_Your goal_
Produce a word-for-word copy of the listing below without its pictures.

_Recorded information_
* Begin *
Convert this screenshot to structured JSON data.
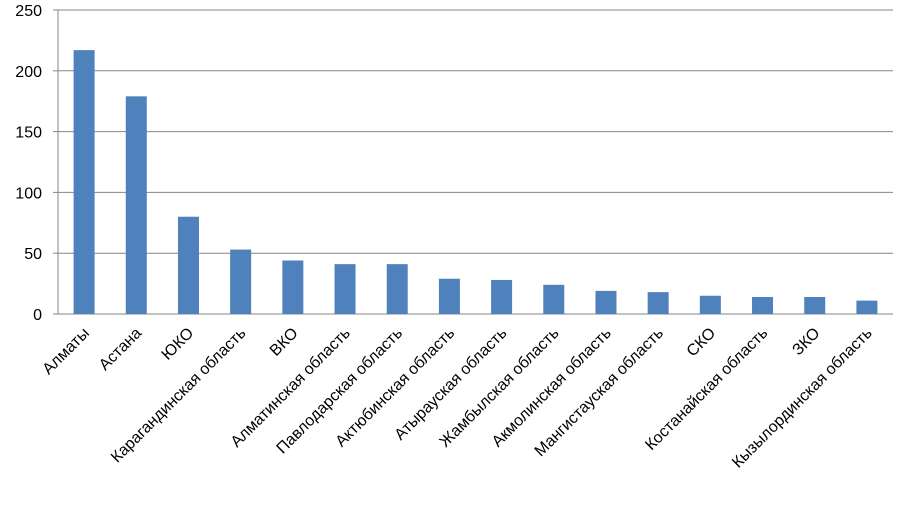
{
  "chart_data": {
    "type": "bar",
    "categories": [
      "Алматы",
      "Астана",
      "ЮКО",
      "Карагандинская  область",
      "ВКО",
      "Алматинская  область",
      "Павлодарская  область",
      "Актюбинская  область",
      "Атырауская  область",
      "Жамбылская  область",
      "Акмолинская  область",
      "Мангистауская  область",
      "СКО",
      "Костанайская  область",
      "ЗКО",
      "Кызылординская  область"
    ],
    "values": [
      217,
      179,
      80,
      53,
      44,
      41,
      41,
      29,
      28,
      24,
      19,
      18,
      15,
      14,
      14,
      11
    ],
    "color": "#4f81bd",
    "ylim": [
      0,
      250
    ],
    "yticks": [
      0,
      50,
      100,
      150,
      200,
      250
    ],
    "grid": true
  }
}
* End *
_Exercise result_
Convert this screenshot to structured JSON data.
{
  "chart_data": {
    "type": "bar",
    "categories": [
      "Алматы",
      "Астана",
      "ЮКО",
      "Карагандинская  область",
      "ВКО",
      "Алматинская  область",
      "Павлодарская  область",
      "Актюбинская  область",
      "Атырауская  область",
      "Жамбылская  область",
      "Акмолинская  область",
      "Мангистауская  область",
      "СКО",
      "Костанайская  область",
      "ЗКО",
      "Кызылординская  область"
    ],
    "values": [
      217,
      179,
      80,
      53,
      44,
      41,
      41,
      29,
      28,
      24,
      19,
      18,
      15,
      14,
      14,
      11
    ],
    "color": "#4f81bd",
    "ylim": [
      0,
      250
    ],
    "yticks": [
      0,
      50,
      100,
      150,
      200,
      250
    ],
    "grid": true
  }
}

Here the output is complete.